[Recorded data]
******
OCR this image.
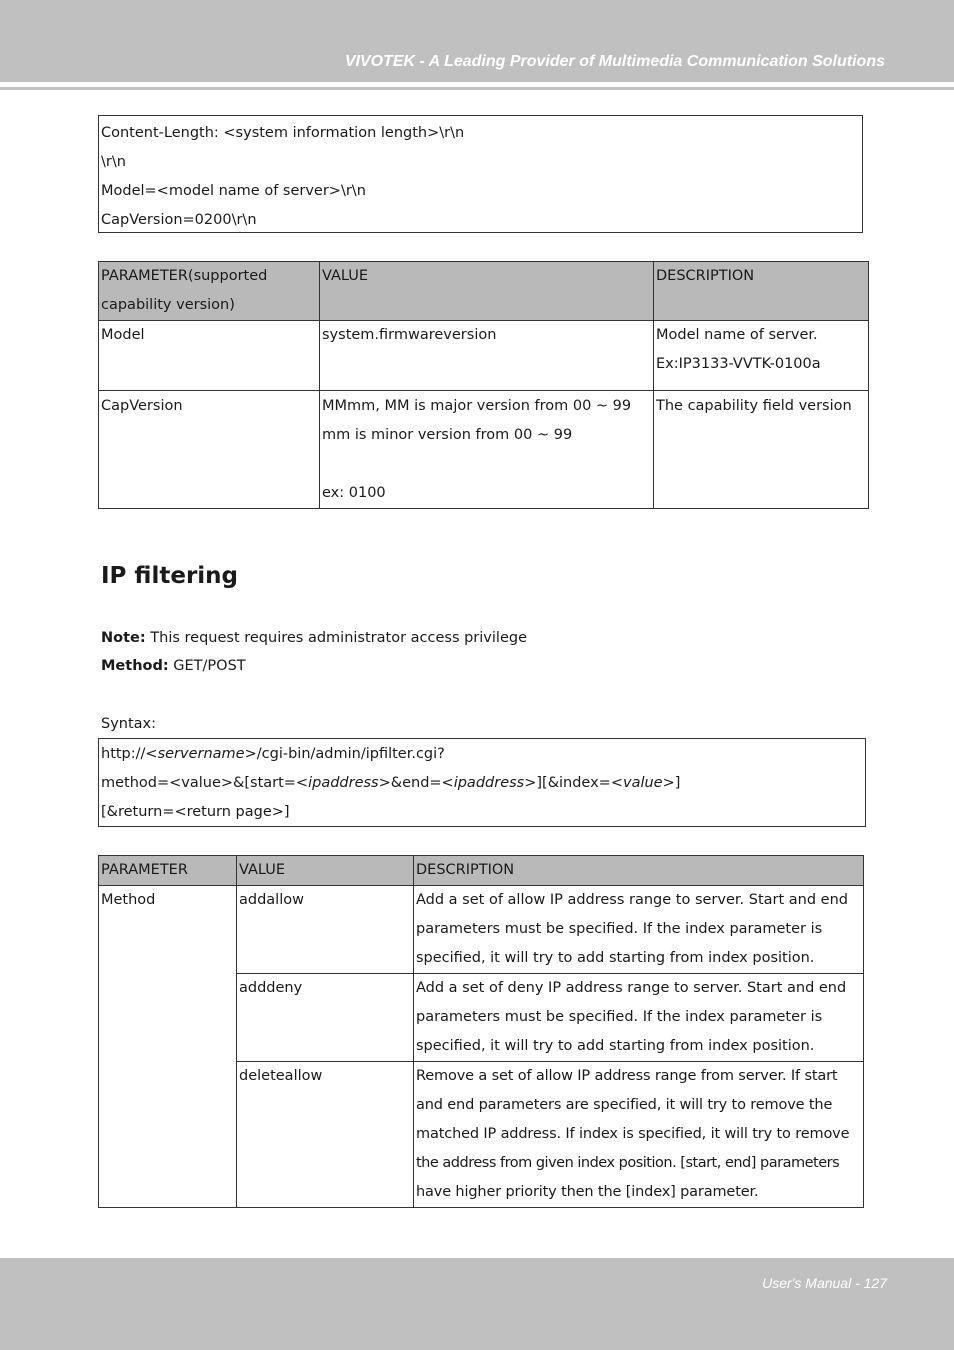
VIVOTEK - A Leading Provider of Multimedia Communication Solutions
Content-Length: <system information length>\r\n
\r\n
Model=<model name of server>\r\n
CapVersion=0200\r\n
PARAMETER(supported
capability version)	VALUE	DESCRIPTION
Model	system.firmwareversion	Model name of server.
Ex:IP3133-VVTK-0100a

CapVersion	MMmm, MM is major version from 00 ~ 99
mm is minor version from 00 ~ 99
ex: 0100	The capability field version
IP filtering
Note: This request requires administrator access privilege
Method: GET/POST
Syntax:
http://<servername>/cgi-bin/admin/ipfilter.cgi?
method=<value>&[start=<ipaddress>&end=<ipaddress>][&index=<value>]
[&return=<return page>]
PARAMETER	VALUE	DESCRIPTION
Method	addallow	Add a set of allow IP address range to server. Start and end
parameters must be specified. If the index parameter is
specified, it will try to add starting from index position.

	adddeny	Add a set of deny IP address range to server. Start and end
parameters must be specified. If the index parameter is
specified, it will try to add starting from index position.

	deleteallow	Remove a set of allow IP address range from server. If start
and end parameters are specified, it will try to remove the
matched IP address. If index is specified, it will try to remove
the address from given index position. [start, end] parameters
have higher priority then the [index] parameter.
User's Manual - 127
******
:: Written problem ::
Omit the pictures. Output every record above word for word.

:: Written solution ::
OCR this image.
VIVOTEK - A Leading Provider of Multimedia Communication Solutions
Content-Length: <system information length>\r\n
\r\n
Model=<model name of server>\r\n
CapVersion=0200\r\n
PARAMETER(supported
capability version)	VALUE	DESCRIPTION
Model	system.firmwareversion	Model name of server.
Ex:IP3133-VVTK-0100a

CapVersion	MMmm, MM is major version from 00 ~ 99
mm is minor version from 00 ~ 99
ex: 0100	The capability field version
IP filtering
Note: This request requires administrator access privilege
Method: GET/POST
Syntax:
http://<servername>/cgi-bin/admin/ipfilter.cgi?
method=<value>&[start=<ipaddress>&end=<ipaddress>][&index=<value>]
[&return=<return page>]
PARAMETER	VALUE	DESCRIPTION
Method	addallow	Add a set of allow IP address range to server. Start and end
parameters must be specified. If the index parameter is
specified, it will try to add starting from index position.

	adddeny	Add a set of deny IP address range to server. Start and end
parameters must be specified. If the index parameter is
specified, it will try to add starting from index position.

	deleteallow	Remove a set of allow IP address range from server. If start
and end parameters are specified, it will try to remove the
matched IP address. If index is specified, it will try to remove
the address from given index position. [start, end] parameters
have higher priority then the [index] parameter.
User's Manual - 127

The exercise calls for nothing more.